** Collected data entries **
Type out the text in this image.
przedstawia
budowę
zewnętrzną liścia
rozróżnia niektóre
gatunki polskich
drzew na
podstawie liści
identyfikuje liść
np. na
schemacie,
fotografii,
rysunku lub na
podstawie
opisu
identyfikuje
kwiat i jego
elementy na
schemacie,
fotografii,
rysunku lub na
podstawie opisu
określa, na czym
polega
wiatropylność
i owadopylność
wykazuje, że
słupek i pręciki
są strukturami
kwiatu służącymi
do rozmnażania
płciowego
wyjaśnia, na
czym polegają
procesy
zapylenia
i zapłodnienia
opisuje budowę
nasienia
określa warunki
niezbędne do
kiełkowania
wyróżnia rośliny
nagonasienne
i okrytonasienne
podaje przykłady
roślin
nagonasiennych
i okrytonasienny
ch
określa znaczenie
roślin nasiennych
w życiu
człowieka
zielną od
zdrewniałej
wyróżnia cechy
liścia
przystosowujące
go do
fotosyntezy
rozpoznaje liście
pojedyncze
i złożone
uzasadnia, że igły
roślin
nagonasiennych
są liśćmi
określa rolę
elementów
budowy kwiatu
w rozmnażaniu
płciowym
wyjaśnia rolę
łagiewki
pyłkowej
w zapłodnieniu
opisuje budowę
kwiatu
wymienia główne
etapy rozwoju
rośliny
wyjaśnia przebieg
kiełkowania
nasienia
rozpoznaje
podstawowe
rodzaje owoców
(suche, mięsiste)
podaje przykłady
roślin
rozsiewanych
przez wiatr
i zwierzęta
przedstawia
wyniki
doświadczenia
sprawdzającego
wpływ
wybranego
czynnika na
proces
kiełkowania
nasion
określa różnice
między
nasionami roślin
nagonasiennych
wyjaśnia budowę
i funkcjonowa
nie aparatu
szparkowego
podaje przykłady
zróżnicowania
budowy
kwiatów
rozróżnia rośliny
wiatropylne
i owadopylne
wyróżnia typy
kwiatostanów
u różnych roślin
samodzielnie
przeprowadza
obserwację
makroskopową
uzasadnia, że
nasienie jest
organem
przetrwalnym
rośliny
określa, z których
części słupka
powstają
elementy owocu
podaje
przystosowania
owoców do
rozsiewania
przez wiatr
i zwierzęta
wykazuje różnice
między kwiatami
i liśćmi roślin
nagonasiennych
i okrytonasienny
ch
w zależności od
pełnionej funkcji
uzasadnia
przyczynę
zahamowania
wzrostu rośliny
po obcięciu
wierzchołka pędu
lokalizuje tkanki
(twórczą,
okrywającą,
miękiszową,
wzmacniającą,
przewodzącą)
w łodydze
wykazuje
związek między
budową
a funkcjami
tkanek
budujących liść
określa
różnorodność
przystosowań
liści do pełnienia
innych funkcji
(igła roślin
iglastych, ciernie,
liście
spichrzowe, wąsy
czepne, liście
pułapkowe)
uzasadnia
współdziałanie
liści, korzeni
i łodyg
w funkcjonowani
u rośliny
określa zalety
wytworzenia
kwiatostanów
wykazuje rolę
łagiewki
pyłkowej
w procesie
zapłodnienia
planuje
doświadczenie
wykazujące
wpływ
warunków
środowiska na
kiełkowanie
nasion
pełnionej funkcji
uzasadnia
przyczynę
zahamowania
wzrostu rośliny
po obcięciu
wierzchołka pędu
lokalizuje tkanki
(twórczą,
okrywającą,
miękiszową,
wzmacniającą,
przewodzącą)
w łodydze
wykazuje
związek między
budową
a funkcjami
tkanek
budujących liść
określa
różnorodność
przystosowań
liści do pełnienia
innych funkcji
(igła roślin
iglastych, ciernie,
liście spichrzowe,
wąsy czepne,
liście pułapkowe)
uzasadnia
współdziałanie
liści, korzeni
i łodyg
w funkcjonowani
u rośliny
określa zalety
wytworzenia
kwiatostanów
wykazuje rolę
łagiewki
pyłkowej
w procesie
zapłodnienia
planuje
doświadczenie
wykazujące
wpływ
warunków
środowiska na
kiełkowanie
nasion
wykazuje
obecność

** Stated goal **
Print the material verbatim, all of it.

** The result **
Type out the text in this image.
przedstawia
budowę
zewnętrzną liścia
rozróżnia niektóre
gatunki polskich
drzew na
podstawie liści
identyfikuje liść
np. na
schemacie,
fotografii,
rysunku lub na
podstawie
opisu
identyfikuje
kwiat i jego
elementy na
schemacie,
fotografii,
rysunku lub na
podstawie opisu
określa, na czym
polega
wiatropylność
i owadopylność
wykazuje, że
słupek i pręciki
są strukturami
kwiatu służącymi
do rozmnażania
płciowego
wyjaśnia, na
czym polegają
procesy
zapylenia
i zapłodnienia
opisuje budowę
nasienia
określa warunki
niezbędne do
kiełkowania
wyróżnia rośliny
nagonasienne
i okrytonasienne
podaje przykłady
roślin
nagonasiennych
i okrytonasienny
ch
określa znaczenie
roślin nasiennych
w życiu
człowieka
zielną od
zdrewniałej
wyróżnia cechy
liścia
przystosowujące
go do
fotosyntezy
rozpoznaje liście
pojedyncze
i złożone
uzasadnia, że igły
roślin
nagonasiennych
są liśćmi
określa rolę
elementów
budowy kwiatu
w rozmnażaniu
płciowym
wyjaśnia rolę
łagiewki
pyłkowej
w zapłodnieniu
opisuje budowę
kwiatu
wymienia główne
etapy rozwoju
rośliny
wyjaśnia przebieg
kiełkowania
nasienia
rozpoznaje
podstawowe
rodzaje owoców
(suche, mięsiste)
podaje przykłady
roślin
rozsiewanych
przez wiatr
i zwierzęta
przedstawia
wyniki
doświadczenia
sprawdzającego
wpływ
wybranego
czynnika na
proces
kiełkowania
nasion
określa różnice
między
nasionami roślin
nagonasiennych
wyjaśnia budowę
i funkcjonowa
nie aparatu
szparkowego
podaje przykłady
zróżnicowania
budowy
kwiatów
rozróżnia rośliny
wiatropylne
i owadopylne
wyróżnia typy
kwiatostanów
u różnych roślin
samodzielnie
przeprowadza
obserwację
makroskopową
uzasadnia, że
nasienie jest
organem
przetrwalnym
rośliny
określa, z których
części słupka
powstają
elementy owocu
podaje
przystosowania
owoców do
rozsiewania
przez wiatr
i zwierzęta
wykazuje różnice
między kwiatami
i liśćmi roślin
nagonasiennych
i okrytonasienny
ch
w zależności od
pełnionej funkcji
uzasadnia
przyczynę
zahamowania
wzrostu rośliny
po obcięciu
wierzchołka pędu
lokalizuje tkanki
(twórczą,
okrywającą,
miękiszową,
wzmacniającą,
przewodzącą)
w łodydze
wykazuje
związek między
budową
a funkcjami
tkanek
budujących liść
określa
różnorodność
przystosowań
liści do pełnienia
innych funkcji
(igła roślin
iglastych, ciernie,
liście
spichrzowe, wąsy
czepne, liście
pułapkowe)
uzasadnia
współdziałanie
liści, korzeni
i łodyg
w funkcjonowani
u rośliny
określa zalety
wytworzenia
kwiatostanów
wykazuje rolę
łagiewki
pyłkowej
w procesie
zapłodnienia
planuje
doświadczenie
wykazujące
wpływ
warunków
środowiska na
kiełkowanie
nasion
pełnionej funkcji
uzasadnia
przyczynę
zahamowania
wzrostu rośliny
po obcięciu
wierzchołka pędu
lokalizuje tkanki
(twórczą,
okrywającą,
miękiszową,
wzmacniającą,
przewodzącą)
w łodydze
wykazuje
związek między
budową
a funkcjami
tkanek
budujących liść
określa
różnorodność
przystosowań
liści do pełnienia
innych funkcji
(igła roślin
iglastych, ciernie,
liście spichrzowe,
wąsy czepne,
liście pułapkowe)
uzasadnia
współdziałanie
liści, korzeni
i łodyg
w funkcjonowani
u rośliny
określa zalety
wytworzenia
kwiatostanów
wykazuje rolę
łagiewki
pyłkowej
w procesie
zapłodnienia
planuje
doświadczenie
wykazujące
wpływ
warunków
środowiska na
kiełkowanie
nasion
wykazuje
obecność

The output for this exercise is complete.